↓

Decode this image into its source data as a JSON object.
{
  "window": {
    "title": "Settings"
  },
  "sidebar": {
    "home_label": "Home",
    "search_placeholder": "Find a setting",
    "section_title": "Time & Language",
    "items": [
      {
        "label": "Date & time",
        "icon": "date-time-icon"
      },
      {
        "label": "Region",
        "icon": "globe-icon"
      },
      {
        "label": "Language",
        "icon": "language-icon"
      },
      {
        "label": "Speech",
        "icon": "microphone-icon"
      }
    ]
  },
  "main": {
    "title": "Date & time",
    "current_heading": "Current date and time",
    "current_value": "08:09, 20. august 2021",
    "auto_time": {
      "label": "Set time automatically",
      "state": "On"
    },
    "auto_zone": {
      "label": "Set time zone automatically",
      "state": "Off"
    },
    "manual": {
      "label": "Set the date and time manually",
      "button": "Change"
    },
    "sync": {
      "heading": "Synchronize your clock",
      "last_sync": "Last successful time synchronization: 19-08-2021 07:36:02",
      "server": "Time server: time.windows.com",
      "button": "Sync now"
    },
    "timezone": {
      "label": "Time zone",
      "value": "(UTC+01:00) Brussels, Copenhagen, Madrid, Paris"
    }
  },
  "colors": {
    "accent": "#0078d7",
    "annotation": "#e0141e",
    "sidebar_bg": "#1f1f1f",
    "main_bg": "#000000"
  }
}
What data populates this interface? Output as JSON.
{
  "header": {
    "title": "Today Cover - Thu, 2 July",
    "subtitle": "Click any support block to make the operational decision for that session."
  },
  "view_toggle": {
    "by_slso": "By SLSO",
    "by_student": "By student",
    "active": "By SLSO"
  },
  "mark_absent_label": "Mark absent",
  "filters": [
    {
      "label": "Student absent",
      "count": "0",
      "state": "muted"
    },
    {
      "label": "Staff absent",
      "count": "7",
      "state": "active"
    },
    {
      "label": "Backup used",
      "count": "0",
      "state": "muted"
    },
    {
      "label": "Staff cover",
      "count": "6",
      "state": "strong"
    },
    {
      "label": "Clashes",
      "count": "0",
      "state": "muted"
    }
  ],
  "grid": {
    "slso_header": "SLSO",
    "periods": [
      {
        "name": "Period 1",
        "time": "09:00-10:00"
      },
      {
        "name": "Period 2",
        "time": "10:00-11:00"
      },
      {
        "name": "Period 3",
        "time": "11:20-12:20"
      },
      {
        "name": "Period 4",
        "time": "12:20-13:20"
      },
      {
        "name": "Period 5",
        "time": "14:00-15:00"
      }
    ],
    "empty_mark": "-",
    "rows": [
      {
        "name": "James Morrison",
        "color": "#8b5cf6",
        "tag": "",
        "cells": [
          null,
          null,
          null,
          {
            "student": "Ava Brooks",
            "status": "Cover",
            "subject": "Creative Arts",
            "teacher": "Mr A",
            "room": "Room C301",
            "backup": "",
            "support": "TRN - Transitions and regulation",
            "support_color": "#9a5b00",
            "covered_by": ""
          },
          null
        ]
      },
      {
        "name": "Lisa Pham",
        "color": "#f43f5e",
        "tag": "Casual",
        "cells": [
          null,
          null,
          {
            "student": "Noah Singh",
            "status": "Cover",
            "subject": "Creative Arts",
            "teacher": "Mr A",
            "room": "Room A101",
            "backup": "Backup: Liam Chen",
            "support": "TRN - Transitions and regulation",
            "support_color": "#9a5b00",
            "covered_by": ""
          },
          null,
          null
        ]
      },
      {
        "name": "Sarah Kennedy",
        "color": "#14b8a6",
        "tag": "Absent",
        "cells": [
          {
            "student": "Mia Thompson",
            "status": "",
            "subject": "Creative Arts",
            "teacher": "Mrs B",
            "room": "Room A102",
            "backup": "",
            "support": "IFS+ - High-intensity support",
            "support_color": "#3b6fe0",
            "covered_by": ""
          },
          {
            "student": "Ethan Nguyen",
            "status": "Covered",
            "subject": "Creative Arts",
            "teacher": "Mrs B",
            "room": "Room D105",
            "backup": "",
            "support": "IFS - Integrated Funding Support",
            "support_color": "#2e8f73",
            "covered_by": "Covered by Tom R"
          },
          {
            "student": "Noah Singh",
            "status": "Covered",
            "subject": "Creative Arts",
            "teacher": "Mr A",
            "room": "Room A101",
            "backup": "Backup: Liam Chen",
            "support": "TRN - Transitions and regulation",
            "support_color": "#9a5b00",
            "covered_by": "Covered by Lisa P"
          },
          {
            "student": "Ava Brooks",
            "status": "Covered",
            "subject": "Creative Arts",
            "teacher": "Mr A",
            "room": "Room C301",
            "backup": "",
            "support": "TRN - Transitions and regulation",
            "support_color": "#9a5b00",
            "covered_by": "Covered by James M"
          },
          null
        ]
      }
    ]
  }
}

↑

### What you should do
Type out the whole listing above again, exactly as it stands.

### Solution for this problem
Decode this image into its source data as a JSON object.
{
  "window": {
    "title": "Settings"
  },
  "sidebar": {
    "home_label": "Home",
    "search_placeholder": "Find a setting",
    "section_title": "Time & Language",
    "items": [
      {
        "label": "Date & time",
        "icon": "date-time-icon"
      },
      {
        "label": "Region",
        "icon": "globe-icon"
      },
      {
        "label": "Language",
        "icon": "language-icon"
      },
      {
        "label": "Speech",
        "icon": "microphone-icon"
      }
    ]
  },
  "main": {
    "title": "Date & time",
    "current_heading": "Current date and time",
    "current_value": "08:09, 20. august 2021",
    "auto_time": {
      "label": "Set time automatically",
      "state": "On"
    },
    "auto_zone": {
      "label": "Set time zone automatically",
      "state": "Off"
    },
    "manual": {
      "label": "Set the date and time manually",
      "button": "Change"
    },
    "sync": {
      "heading": "Synchronize your clock",
      "last_sync": "Last successful time synchronization: 19-08-2021 07:36:02",
      "server": "Time server: time.windows.com",
      "button": "Sync now"
    },
    "timezone": {
      "label": "Time zone",
      "value": "(UTC+01:00) Brussels, Copenhagen, Madrid, Paris"
    }
  },
  "colors": {
    "accent": "#0078d7",
    "annotation": "#e0141e",
    "sidebar_bg": "#1f1f1f",
    "main_bg": "#000000"
  }
}
What data populates this interface? Output as JSON.
{
  "header": {
    "title": "Today Cover - Thu, 2 July",
    "subtitle": "Click any support block to make the operational decision for that session."
  },
  "view_toggle": {
    "by_slso": "By SLSO",
    "by_student": "By student",
    "active": "By SLSO"
  },
  "mark_absent_label": "Mark absent",
  "filters": [
    {
      "label": "Student absent",
      "count": "0",
      "state": "muted"
    },
    {
      "label": "Staff absent",
      "count": "7",
      "state": "active"
    },
    {
      "label": "Backup used",
      "count": "0",
      "state": "muted"
    },
    {
      "label": "Staff cover",
      "count": "6",
      "state": "strong"
    },
    {
      "label": "Clashes",
      "count": "0",
      "state": "muted"
    }
  ],
  "grid": {
    "slso_header": "SLSO",
    "periods": [
      {
        "name": "Period 1",
        "time": "09:00-10:00"
      },
      {
        "name": "Period 2",
        "time": "10:00-11:00"
      },
      {
        "name": "Period 3",
        "time": "11:20-12:20"
      },
      {
        "name": "Period 4",
        "time": "12:20-13:20"
      },
      {
        "name": "Period 5",
        "time": "14:00-15:00"
      }
    ],
    "empty_mark": "-",
    "rows": [
      {
        "name": "James Morrison",
        "color": "#8b5cf6",
        "tag": "",
        "cells": [
          null,
          null,
          null,
          {
            "student": "Ava Brooks",
            "status": "Cover",
            "subject": "Creative Arts",
            "teacher": "Mr A",
            "room": "Room C301",
            "backup": "",
            "support": "TRN - Transitions and regulation",
            "support_color": "#9a5b00",
            "covered_by": ""
          },
          null
        ]
      },
      {
        "name": "Lisa Pham",
        "color": "#f43f5e",
        "tag": "Casual",
        "cells": [
          null,
          null,
          {
            "student": "Noah Singh",
            "status": "Cover",
            "subject": "Creative Arts",
            "teacher": "Mr A",
            "room": "Room A101",
            "backup": "Backup: Liam Chen",
            "support": "TRN - Transitions and regulation",
            "support_color": "#9a5b00",
            "covered_by": ""
          },
          null,
          null
        ]
      },
      {
        "name": "Sarah Kennedy",
        "color": "#14b8a6",
        "tag": "Absent",
        "cells": [
          {
            "student": "Mia Thompson",
            "status": "",
            "subject": "Creative Arts",
            "teacher": "Mrs B",
            "room": "Room A102",
            "backup": "",
            "support": "IFS+ - High-intensity support",
            "support_color": "#3b6fe0",
            "covered_by": ""
          },
          {
            "student": "Ethan Nguyen",
            "status": "Covered",
            "subject": "Creative Arts",
            "teacher": "Mrs B",
            "room": "Room D105",
            "backup": "",
            "support": "IFS - Integrated Funding Support",
            "support_color": "#2e8f73",
            "covered_by": "Covered by Tom R"
          },
          {
            "student": "Noah Singh",
            "status": "Covered",
            "subject": "Creative Arts",
            "teacher": "Mr A",
            "room": "Room A101",
            "backup": "Backup: Liam Chen",
            "support": "TRN - Transitions and regulation",
            "support_color": "#9a5b00",
            "covered_by": "Covered by Lisa P"
          },
          {
            "student": "Ava Brooks",
            "status": "Covered",
            "subject": "Creative Arts",
            "teacher": "Mr A",
            "room": "Room C301",
            "backup": "",
            "support": "TRN - Transitions and regulation",
            "support_color": "#9a5b00",
            "covered_by": "Covered by James M"
          },
          null
        ]
      }
    ]
  }
}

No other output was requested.